• **WHAT IS BEING ASKED**: Pull out every line in the data that has the string "title" in it.

━━━━

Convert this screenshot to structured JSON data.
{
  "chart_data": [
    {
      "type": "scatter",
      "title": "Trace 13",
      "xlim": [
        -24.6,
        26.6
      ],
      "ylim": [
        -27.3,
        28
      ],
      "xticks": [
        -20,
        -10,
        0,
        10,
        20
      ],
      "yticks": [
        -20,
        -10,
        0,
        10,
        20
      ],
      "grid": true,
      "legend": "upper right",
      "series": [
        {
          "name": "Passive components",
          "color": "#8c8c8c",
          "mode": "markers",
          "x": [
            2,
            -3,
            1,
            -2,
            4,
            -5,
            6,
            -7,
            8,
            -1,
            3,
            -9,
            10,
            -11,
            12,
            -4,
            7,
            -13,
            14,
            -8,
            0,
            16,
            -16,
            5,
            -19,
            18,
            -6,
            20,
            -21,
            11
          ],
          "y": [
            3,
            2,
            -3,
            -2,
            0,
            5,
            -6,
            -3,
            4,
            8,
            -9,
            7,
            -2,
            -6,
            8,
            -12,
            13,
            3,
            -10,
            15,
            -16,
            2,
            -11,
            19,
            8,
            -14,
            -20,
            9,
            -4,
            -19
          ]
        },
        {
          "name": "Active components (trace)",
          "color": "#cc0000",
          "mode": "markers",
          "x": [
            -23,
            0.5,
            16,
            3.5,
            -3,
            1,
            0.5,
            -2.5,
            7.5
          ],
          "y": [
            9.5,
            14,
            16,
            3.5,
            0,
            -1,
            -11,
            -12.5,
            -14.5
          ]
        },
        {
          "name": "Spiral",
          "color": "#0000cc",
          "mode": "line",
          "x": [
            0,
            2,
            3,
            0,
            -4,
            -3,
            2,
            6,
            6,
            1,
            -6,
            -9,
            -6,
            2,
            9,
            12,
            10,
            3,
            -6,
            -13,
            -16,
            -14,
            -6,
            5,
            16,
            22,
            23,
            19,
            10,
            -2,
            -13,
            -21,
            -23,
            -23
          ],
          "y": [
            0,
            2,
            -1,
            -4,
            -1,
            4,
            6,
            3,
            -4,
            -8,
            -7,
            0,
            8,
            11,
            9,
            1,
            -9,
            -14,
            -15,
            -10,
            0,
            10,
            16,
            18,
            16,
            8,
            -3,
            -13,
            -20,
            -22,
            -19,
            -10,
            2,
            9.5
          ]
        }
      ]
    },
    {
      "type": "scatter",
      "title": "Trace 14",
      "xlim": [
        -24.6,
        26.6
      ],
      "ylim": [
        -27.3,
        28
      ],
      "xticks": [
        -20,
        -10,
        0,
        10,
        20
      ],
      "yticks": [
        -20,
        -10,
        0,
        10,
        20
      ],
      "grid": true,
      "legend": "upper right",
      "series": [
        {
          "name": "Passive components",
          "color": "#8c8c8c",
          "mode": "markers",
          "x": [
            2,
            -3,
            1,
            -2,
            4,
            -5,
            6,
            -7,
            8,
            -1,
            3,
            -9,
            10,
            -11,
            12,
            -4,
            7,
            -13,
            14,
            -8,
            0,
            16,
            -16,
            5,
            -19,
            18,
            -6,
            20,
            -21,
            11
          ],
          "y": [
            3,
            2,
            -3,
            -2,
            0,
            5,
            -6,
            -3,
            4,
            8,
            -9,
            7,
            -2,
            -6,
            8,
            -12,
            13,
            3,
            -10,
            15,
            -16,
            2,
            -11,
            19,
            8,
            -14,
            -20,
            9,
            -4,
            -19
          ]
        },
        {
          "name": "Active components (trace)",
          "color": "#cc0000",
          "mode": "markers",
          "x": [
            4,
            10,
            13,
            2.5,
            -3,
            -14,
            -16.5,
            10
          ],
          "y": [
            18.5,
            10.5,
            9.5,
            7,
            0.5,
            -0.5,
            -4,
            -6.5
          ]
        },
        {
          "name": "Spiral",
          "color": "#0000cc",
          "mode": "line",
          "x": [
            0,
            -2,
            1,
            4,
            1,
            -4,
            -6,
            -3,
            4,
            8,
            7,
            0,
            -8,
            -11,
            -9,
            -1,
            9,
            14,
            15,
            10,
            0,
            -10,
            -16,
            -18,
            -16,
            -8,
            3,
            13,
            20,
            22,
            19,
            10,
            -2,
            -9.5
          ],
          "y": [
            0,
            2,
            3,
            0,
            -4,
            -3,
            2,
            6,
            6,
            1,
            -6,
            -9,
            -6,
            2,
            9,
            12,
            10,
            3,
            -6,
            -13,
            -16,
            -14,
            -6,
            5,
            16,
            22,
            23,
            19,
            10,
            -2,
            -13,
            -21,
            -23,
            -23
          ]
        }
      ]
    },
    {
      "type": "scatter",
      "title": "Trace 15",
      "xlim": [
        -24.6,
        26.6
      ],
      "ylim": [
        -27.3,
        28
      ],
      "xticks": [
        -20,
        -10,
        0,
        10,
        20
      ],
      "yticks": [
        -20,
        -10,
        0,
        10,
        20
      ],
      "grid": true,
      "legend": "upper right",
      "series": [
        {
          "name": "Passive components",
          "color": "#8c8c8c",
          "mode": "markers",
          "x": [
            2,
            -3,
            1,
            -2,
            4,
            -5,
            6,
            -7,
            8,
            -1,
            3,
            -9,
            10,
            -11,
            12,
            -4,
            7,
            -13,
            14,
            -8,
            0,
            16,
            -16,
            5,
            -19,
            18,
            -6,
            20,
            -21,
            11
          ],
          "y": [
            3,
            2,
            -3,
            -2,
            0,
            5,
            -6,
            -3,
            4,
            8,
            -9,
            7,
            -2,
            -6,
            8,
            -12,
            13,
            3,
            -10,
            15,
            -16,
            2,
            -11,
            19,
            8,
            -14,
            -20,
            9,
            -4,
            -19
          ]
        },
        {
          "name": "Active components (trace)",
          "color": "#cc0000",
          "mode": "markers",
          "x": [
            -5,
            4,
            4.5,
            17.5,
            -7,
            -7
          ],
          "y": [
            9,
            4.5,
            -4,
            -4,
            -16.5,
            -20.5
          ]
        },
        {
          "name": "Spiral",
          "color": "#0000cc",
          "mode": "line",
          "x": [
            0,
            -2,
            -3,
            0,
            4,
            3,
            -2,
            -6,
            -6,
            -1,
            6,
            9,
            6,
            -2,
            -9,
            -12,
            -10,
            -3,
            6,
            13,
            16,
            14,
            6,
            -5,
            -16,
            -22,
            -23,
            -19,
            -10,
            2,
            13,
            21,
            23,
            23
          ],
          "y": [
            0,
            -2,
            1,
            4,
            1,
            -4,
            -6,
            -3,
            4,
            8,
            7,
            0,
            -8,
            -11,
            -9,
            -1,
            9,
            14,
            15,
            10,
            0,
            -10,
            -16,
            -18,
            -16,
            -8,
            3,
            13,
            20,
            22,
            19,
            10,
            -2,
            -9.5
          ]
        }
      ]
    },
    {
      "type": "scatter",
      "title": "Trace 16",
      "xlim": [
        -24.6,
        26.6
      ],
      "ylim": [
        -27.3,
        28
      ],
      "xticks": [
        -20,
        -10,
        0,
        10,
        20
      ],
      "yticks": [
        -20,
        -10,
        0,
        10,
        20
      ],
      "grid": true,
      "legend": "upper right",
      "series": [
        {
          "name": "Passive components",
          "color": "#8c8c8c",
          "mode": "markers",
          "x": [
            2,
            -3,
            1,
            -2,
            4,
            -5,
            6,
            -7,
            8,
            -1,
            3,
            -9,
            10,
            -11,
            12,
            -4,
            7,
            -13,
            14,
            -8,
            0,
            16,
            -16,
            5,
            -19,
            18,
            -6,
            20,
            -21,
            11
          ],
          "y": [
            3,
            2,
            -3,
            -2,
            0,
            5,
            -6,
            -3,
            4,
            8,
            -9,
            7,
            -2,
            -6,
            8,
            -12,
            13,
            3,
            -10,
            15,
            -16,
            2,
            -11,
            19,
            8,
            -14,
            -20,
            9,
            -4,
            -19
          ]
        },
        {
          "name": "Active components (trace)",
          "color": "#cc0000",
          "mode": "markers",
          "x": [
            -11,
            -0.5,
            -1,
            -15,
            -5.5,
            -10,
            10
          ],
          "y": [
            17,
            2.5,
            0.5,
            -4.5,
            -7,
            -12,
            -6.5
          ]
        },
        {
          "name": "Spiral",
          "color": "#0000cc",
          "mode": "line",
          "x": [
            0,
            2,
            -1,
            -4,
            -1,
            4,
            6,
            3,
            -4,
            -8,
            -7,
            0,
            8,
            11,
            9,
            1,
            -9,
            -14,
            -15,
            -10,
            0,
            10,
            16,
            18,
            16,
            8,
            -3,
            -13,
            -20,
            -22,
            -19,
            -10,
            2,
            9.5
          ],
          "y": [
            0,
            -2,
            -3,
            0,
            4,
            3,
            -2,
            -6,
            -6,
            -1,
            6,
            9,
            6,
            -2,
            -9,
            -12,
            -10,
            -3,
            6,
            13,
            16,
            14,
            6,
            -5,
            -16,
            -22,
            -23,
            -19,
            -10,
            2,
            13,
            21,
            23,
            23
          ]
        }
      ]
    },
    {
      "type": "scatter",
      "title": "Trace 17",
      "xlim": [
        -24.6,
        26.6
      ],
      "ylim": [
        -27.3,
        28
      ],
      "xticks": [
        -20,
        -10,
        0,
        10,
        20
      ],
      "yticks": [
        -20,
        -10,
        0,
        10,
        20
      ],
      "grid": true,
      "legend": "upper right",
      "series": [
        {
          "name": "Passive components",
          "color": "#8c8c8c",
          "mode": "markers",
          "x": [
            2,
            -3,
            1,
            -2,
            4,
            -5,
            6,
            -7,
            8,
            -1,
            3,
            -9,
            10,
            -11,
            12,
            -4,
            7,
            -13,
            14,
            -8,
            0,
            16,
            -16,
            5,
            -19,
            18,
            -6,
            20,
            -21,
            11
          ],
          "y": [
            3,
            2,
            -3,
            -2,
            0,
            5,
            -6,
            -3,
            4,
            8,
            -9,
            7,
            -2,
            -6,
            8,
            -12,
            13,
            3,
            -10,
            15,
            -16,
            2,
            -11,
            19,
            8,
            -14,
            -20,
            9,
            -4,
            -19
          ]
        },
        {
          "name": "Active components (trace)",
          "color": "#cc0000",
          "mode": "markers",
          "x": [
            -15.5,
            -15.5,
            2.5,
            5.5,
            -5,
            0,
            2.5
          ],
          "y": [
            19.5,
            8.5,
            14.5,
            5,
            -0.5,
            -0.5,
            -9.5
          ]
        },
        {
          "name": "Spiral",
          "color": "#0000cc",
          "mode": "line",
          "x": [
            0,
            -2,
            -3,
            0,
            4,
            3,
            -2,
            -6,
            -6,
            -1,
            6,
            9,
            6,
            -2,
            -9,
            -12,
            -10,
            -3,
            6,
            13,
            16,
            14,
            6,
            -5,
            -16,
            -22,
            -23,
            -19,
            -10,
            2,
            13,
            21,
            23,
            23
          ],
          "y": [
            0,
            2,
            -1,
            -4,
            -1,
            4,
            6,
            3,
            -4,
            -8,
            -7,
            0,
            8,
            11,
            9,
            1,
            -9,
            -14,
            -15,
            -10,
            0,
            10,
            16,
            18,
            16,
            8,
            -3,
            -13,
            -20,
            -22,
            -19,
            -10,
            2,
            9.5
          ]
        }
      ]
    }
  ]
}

━━━━

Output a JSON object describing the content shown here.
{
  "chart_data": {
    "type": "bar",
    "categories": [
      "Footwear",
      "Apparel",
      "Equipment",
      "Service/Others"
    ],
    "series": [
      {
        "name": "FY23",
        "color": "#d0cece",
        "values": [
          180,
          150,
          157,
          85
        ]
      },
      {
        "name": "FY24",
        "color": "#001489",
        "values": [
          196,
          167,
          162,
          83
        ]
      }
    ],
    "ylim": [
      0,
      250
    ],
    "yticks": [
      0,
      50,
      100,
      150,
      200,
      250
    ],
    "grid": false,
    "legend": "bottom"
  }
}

━━━━

• **ANSWER**:
      "title": "Trace 13",
      "title": "Trace 14",
      "title": "Trace 15",
      "title": "Trace 16",
      "title": "Trace 17",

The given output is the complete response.